▸ **Work to do**:
What follows is a block of records; reproduce all of it verbatim.

▸ **Dataset excerpts**:
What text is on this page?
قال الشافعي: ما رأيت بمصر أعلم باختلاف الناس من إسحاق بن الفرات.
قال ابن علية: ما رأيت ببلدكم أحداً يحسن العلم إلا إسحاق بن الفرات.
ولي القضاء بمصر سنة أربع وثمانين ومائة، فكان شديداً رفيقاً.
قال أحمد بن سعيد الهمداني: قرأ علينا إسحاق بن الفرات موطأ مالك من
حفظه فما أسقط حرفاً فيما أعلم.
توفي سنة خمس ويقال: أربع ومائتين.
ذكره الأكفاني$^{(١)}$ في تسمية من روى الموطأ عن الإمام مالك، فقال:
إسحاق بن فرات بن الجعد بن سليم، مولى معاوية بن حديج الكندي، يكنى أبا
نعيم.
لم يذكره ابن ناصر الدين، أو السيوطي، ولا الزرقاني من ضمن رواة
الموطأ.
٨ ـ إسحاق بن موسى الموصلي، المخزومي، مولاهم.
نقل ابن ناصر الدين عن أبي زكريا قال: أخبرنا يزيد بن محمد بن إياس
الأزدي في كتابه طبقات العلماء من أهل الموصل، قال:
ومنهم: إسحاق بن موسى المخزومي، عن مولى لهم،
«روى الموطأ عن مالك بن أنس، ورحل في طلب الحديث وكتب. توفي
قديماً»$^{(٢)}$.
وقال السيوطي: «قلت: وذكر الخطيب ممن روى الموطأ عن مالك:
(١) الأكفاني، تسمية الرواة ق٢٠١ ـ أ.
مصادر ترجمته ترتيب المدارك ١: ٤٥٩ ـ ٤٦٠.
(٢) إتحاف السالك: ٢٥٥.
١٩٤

▸ **Task response**:
What text is on this page?
قال الشافعي: ما رأيت بمصر أعلم باختلاف الناس من إسحاق بن الفرات.
قال ابن علية: ما رأيت ببلدكم أحداً يحسن العلم إلا إسحاق بن الفرات.
ولي القضاء بمصر سنة أربع وثمانين ومائة، فكان شديداً رفيقاً.
قال أحمد بن سعيد الهمداني: قرأ علينا إسحاق بن الفرات موطأ مالك من
حفظه فما أسقط حرفاً فيما أعلم.
توفي سنة خمس ويقال: أربع ومائتين.
ذكره الأكفاني$^{(١)}$ في تسمية من روى الموطأ عن الإمام مالك، فقال:
إسحاق بن فرات بن الجعد بن سليم، مولى معاوية بن حديج الكندي، يكنى أبا
نعيم.
لم يذكره ابن ناصر الدين، أو السيوطي، ولا الزرقاني من ضمن رواة
الموطأ.
٨ ـ إسحاق بن موسى الموصلي، المخزومي، مولاهم.
نقل ابن ناصر الدين عن أبي زكريا قال: أخبرنا يزيد بن محمد بن إياس
الأزدي في كتابه طبقات العلماء من أهل الموصل، قال:
ومنهم: إسحاق بن موسى المخزومي، عن مولى لهم،
«روى الموطأ عن مالك بن أنس، ورحل في طلب الحديث وكتب. توفي
قديماً»$^{(٢)}$.
وقال السيوطي: «قلت: وذكر الخطيب ممن روى الموطأ عن مالك:
(١) الأكفاني، تسمية الرواة ق٢٠١ ـ أ.
مصادر ترجمته ترتيب المدارك ١: ٤٥٩ ـ ٤٦٠.
(٢) إتحاف السالك: ٢٥٥.
١٩٤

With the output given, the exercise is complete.